# Required task
Transcribe, without alteration, every line from the first line of the records through the line containing "data-point-marker [216, 37, 227, 48]", including both of those lines.

### Information provided ###

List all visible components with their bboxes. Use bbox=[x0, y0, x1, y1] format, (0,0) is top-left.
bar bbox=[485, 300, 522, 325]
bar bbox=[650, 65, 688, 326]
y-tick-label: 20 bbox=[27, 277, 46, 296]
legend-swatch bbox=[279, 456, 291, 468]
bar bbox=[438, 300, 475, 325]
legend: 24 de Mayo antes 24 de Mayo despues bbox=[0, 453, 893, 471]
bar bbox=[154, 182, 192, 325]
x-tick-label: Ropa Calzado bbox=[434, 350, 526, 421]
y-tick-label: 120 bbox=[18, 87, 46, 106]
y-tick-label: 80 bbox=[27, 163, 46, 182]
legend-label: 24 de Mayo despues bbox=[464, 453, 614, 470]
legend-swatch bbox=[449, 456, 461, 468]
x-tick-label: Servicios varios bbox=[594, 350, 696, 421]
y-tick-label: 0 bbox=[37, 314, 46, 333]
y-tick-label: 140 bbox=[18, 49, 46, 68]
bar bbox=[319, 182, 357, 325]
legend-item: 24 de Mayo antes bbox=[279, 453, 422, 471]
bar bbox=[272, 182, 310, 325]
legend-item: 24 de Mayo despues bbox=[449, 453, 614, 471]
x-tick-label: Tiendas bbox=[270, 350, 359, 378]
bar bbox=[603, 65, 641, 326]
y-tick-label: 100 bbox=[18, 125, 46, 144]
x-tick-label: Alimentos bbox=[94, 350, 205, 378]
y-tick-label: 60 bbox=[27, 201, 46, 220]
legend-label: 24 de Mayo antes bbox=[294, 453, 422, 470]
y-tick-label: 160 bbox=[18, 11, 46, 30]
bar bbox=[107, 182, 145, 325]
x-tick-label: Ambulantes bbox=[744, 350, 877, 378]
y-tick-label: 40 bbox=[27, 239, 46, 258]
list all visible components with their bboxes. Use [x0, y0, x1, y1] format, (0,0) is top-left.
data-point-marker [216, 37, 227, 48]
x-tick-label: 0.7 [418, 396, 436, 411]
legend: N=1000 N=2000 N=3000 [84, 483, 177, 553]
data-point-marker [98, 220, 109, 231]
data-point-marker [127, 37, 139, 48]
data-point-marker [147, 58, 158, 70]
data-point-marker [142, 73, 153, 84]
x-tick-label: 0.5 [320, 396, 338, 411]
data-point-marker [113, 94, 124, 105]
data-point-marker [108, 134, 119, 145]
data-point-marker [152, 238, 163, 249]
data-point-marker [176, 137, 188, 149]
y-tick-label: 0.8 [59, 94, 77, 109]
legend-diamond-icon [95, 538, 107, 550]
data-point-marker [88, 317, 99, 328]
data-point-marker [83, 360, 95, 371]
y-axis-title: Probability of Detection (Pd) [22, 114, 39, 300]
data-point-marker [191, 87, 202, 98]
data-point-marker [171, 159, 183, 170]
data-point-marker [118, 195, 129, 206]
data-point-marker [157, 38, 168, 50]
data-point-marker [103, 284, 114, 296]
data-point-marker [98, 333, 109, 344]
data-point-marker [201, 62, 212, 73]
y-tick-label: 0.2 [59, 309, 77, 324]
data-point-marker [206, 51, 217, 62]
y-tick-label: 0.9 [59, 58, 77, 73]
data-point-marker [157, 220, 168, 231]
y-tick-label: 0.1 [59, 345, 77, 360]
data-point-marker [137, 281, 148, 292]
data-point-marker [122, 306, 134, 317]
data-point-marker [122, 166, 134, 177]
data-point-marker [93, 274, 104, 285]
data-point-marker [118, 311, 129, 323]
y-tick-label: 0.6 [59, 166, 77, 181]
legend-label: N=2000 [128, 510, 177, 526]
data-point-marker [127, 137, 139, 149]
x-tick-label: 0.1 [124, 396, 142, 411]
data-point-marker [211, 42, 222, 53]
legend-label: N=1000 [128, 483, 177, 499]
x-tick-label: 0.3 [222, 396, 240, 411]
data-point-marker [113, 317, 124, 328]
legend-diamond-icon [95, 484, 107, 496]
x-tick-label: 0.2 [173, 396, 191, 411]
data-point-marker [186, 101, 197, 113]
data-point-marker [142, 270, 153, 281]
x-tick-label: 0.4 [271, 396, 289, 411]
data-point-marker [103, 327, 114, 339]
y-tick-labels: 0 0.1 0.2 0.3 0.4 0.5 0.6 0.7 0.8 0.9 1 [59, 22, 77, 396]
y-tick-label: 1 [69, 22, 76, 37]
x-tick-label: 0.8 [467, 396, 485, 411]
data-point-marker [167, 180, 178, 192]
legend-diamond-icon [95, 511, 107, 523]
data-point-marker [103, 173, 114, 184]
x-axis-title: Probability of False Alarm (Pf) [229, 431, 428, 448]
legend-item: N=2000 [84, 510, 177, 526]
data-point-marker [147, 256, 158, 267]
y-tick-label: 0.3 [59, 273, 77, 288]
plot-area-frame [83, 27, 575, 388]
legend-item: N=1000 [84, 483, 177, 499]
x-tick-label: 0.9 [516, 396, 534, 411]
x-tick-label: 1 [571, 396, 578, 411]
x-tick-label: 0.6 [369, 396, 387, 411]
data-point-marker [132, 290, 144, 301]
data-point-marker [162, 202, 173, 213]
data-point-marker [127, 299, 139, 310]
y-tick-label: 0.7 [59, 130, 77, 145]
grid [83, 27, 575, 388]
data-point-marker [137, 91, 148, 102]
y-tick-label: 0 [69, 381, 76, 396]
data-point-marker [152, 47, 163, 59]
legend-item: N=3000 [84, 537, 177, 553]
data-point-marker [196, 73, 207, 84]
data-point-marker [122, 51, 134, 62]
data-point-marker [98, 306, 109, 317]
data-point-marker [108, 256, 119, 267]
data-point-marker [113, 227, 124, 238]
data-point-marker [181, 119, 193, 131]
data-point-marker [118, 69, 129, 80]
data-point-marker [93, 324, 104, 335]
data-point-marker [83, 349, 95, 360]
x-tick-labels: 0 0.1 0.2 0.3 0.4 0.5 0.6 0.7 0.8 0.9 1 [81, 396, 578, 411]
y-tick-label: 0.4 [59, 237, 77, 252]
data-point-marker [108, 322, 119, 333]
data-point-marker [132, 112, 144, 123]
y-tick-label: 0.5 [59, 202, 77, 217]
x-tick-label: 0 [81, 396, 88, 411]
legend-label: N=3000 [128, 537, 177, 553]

###

# Exercise output
List all visible components with their bboxes. Use bbox=[x0, y0, x1, y1] format, (0,0) is top-left.
bar bbox=[485, 300, 522, 325]
bar bbox=[650, 65, 688, 326]
y-tick-label: 20 bbox=[27, 277, 46, 296]
legend-swatch bbox=[279, 456, 291, 468]
bar bbox=[438, 300, 475, 325]
legend: 24 de Mayo antes 24 de Mayo despues bbox=[0, 453, 893, 471]
bar bbox=[154, 182, 192, 325]
x-tick-label: Ropa Calzado bbox=[434, 350, 526, 421]
y-tick-label: 120 bbox=[18, 87, 46, 106]
y-tick-label: 80 bbox=[27, 163, 46, 182]
legend-label: 24 de Mayo despues bbox=[464, 453, 614, 470]
legend-swatch bbox=[449, 456, 461, 468]
x-tick-label: Servicios varios bbox=[594, 350, 696, 421]
y-tick-label: 0 bbox=[37, 314, 46, 333]
y-tick-label: 140 bbox=[18, 49, 46, 68]
bar bbox=[319, 182, 357, 325]
legend-item: 24 de Mayo antes bbox=[279, 453, 422, 471]
bar bbox=[272, 182, 310, 325]
legend-item: 24 de Mayo despues bbox=[449, 453, 614, 471]
x-tick-label: Tiendas bbox=[270, 350, 359, 378]
bar bbox=[603, 65, 641, 326]
y-tick-label: 100 bbox=[18, 125, 46, 144]
x-tick-label: Alimentos bbox=[94, 350, 205, 378]
y-tick-label: 60 bbox=[27, 201, 46, 220]
legend-label: 24 de Mayo antes bbox=[294, 453, 422, 470]
y-tick-label: 160 bbox=[18, 11, 46, 30]
bar bbox=[107, 182, 145, 325]
x-tick-label: Ambulantes bbox=[744, 350, 877, 378]
y-tick-label: 40 bbox=[27, 239, 46, 258]
list all visible components with their bboxes. Use [x0, y0, x1, y1] format, (0,0) is top-left.
data-point-marker [216, 37, 227, 48]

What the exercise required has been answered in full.